PROBLEM STATEMENT:
Give a verbatim copy of the lines below, minus the pictures.

RECORD LIST:

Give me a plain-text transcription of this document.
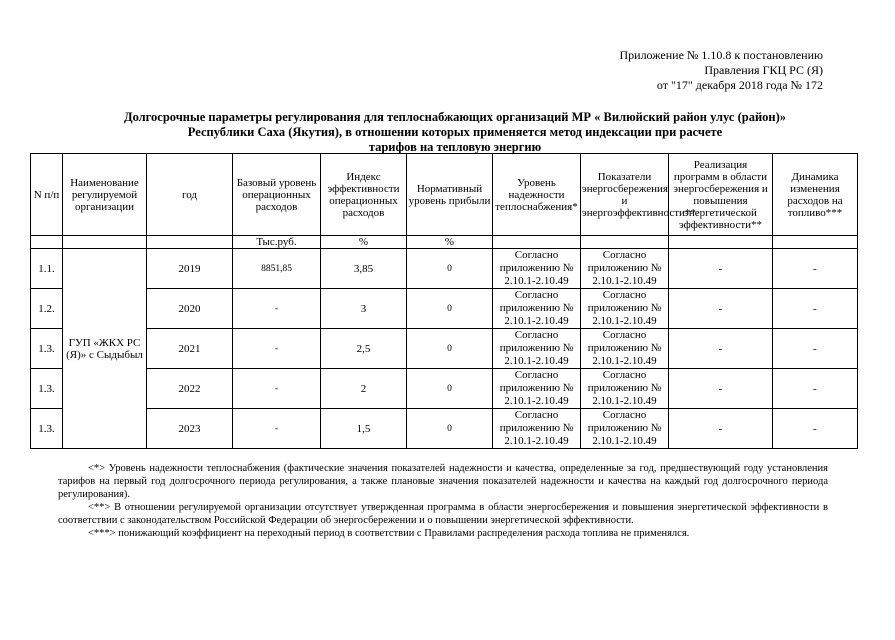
Приложение № 1.10.8 к постановлению
Правления ГКЦ РС (Я)
от "17" декабря 2018 года № 172
Долгосрочные параметры регулирования для теплоснабжающих организаций МР « Вилюйский район улус (район)»
Республики Саха (Якутия), в отношении которых применяется метод индексации при расчете
тарифов на тепловую энергию
N п/п	Наименование регулируемой организации	год	Базовый уровень операционных расходов	Индекс эффективности операционных расходов	Нормативный уровень прибыли	Уровень надежности теплоснабжения*	Показатели энергосбережения и энергоэффективности**	Реализация программ в области энергосбережения и повышения энергетической эффективности**	Динамика изменения расходов на топливо***
			Тыс.руб.	%	%				
1.1.	ГУП «ЖКХ РС (Я)» с Сыдыбыл	2019	8851,85	3,85	0	Согласно приложению № 2.10.1-2.10.49	Согласно приложению № 2.10.1-2.10.49	-	-
1.2.		2020	-	3	0	Согласно приложению № 2.10.1-2.10.49	Согласно приложению № 2.10.1-2.10.49	-	-
1.3.		2021	-	2,5	0	Согласно приложению № 2.10.1-2.10.49	Согласно приложению № 2.10.1-2.10.49	-	-
1.3.		2022	-	2	0	Согласно приложению № 2.10.1-2.10.49	Согласно приложению № 2.10.1-2.10.49	-	-
1.3.		2023	-	1,5	0	Согласно приложению № 2.10.1-2.10.49	Согласно приложению № 2.10.1-2.10.49	-	-

<*> Уровень надежности теплоснабжения (фактические значения показателей надежности и качества, определенные за год, предшествующий году установления тарифов на первый год долгосрочного периода регулирования, а также плановые значения показателей надежности и качества на каждый год долгосрочного периода регулирования).

<**> В отношении регулируемой организации отсутствует утвержденная программа в области энергосбережения и повышения энергетической эффективности в соответствии с законодательством Российской Федерации об энергосбережении и о повышении энергетической эффективности.

<***> понижающий коэффициент на переходный период в соответствии с Правилами распределения расхода топлива не применялся.
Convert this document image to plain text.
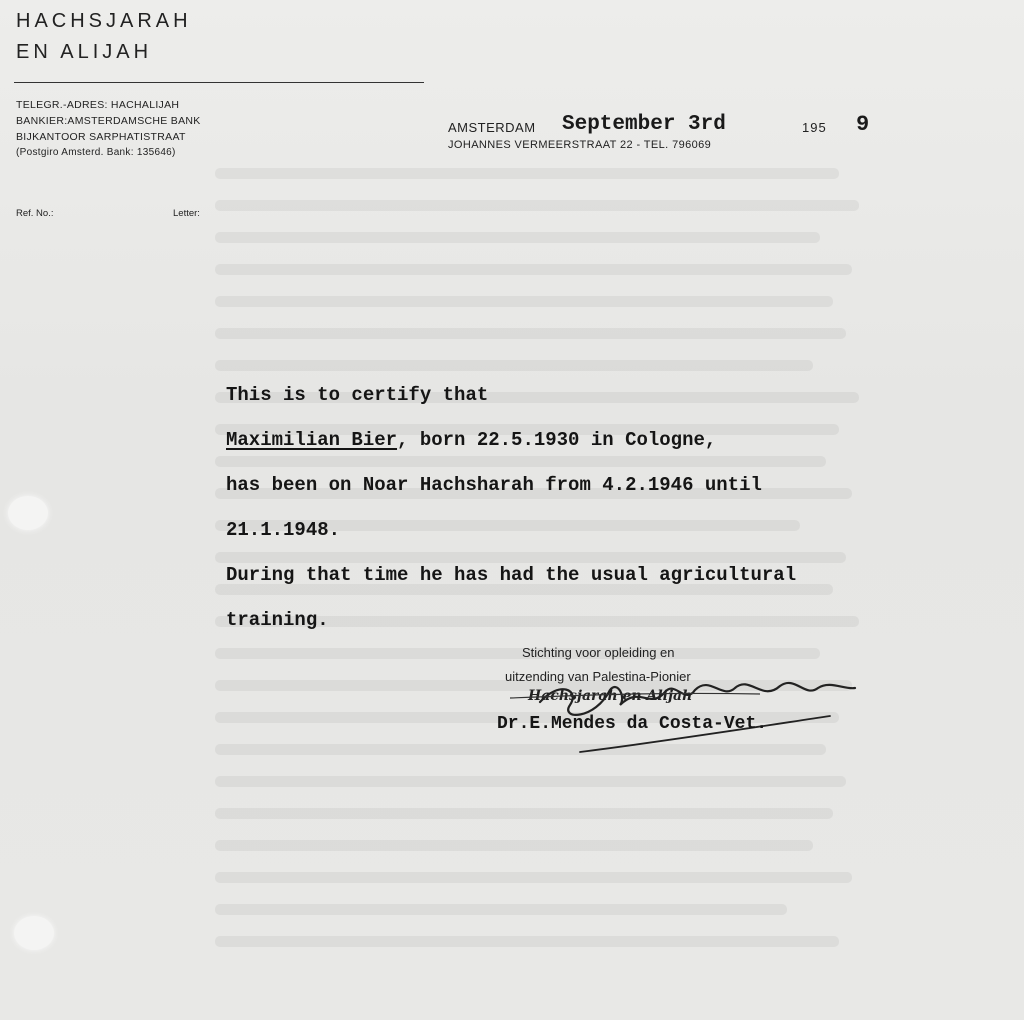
HACHSJARAH
EN ALIJAH
TELEGR.-ADRES: HACHALIJAH
BANKIER:AMSTERDAMSCHE BANK
BIJKANTOOR SARPHATISTRAAT
(Postgiro Amsterd. Bank: 135646)
Ref. No.:	Letter:
AMSTERDAM September 3rd	195 9
JOHANNES VERMEERSTRAAT 22 - TEL. 796069

This is to certify that

Maximilian Bier, born 22.5.1930 in Cologne,

has been on Noar Hachsharah from 4.2.1946 until

21.1.1948.

During that time he has had the usual agricultural

training.

Stichting voor opleiding en
uitzending van Palestina-Pionier
Hachsjarah en Alijah
Dr.E.Mendes da Costa-Vet.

TASK SOLUTION:
Give me a plain-text transcription of this document.
Приложение № 1.10.8 к постановлению
Правления ГКЦ РС (Я)
от "17" декабря 2018 года № 172
Долгосрочные параметры регулирования для теплоснабжающих организаций МР « Вилюйский район улус (район)»
Республики Саха (Якутия), в отношении которых применяется метод индексации при расчете
тарифов на тепловую энергию
N п/п	Наименование регулируемой организации	год	Базовый уровень операционных расходов	Индекс эффективности операционных расходов	Нормативный уровень прибыли	Уровень надежности теплоснабжения*	Показатели энергосбережения и энергоэффективности**	Реализация программ в области энергосбережения и повышения энергетической эффективности**	Динамика изменения расходов на топливо***
			Тыс.руб.	%	%				
1.1.	ГУП «ЖКХ РС (Я)» с Сыдыбыл	2019	8851,85	3,85	0	Согласно приложению № 2.10.1-2.10.49	Согласно приложению № 2.10.1-2.10.49	-	-
1.2.		2020	-	3	0	Согласно приложению № 2.10.1-2.10.49	Согласно приложению № 2.10.1-2.10.49	-	-
1.3.		2021	-	2,5	0	Согласно приложению № 2.10.1-2.10.49	Согласно приложению № 2.10.1-2.10.49	-	-
1.3.		2022	-	2	0	Согласно приложению № 2.10.1-2.10.49	Согласно приложению № 2.10.1-2.10.49	-	-
1.3.		2023	-	1,5	0	Согласно приложению № 2.10.1-2.10.49	Согласно приложению № 2.10.1-2.10.49	-	-

<*> Уровень надежности теплоснабжения (фактические значения показателей надежности и качества, определенные за год, предшествующий году установления тарифов на первый год долгосрочного периода регулирования, а также плановые значения показателей надежности и качества на каждый год долгосрочного периода регулирования).

<**> В отношении регулируемой организации отсутствует утвержденная программа в области энергосбережения и повышения энергетической эффективности в соответствии с законодательством Российской Федерации об энергосбережении и о повышении энергетической эффективности.

<***> понижающий коэффициент на переходный период в соответствии с Правилами распределения расхода топлива не применялся.
Convert this document image to plain text.
HACHSJARAH
EN ALIJAH
TELEGR.-ADRES: HACHALIJAH
BANKIER:AMSTERDAMSCHE BANK
BIJKANTOOR SARPHATISTRAAT
(Postgiro Amsterd. Bank: 135646)
Ref. No.:	Letter:
AMSTERDAM September 3rd	195 9
JOHANNES VERMEERSTRAAT 22 - TEL. 796069

This is to certify that

Maximilian Bier, born 22.5.1930 in Cologne,

has been on Noar Hachsharah from 4.2.1946 until

21.1.1948.

During that time he has had the usual agricultural

training.

Stichting voor opleiding en
uitzending van Palestina-Pionier
Hachsjarah en Alijah
Dr.E.Mendes da Costa-Vet.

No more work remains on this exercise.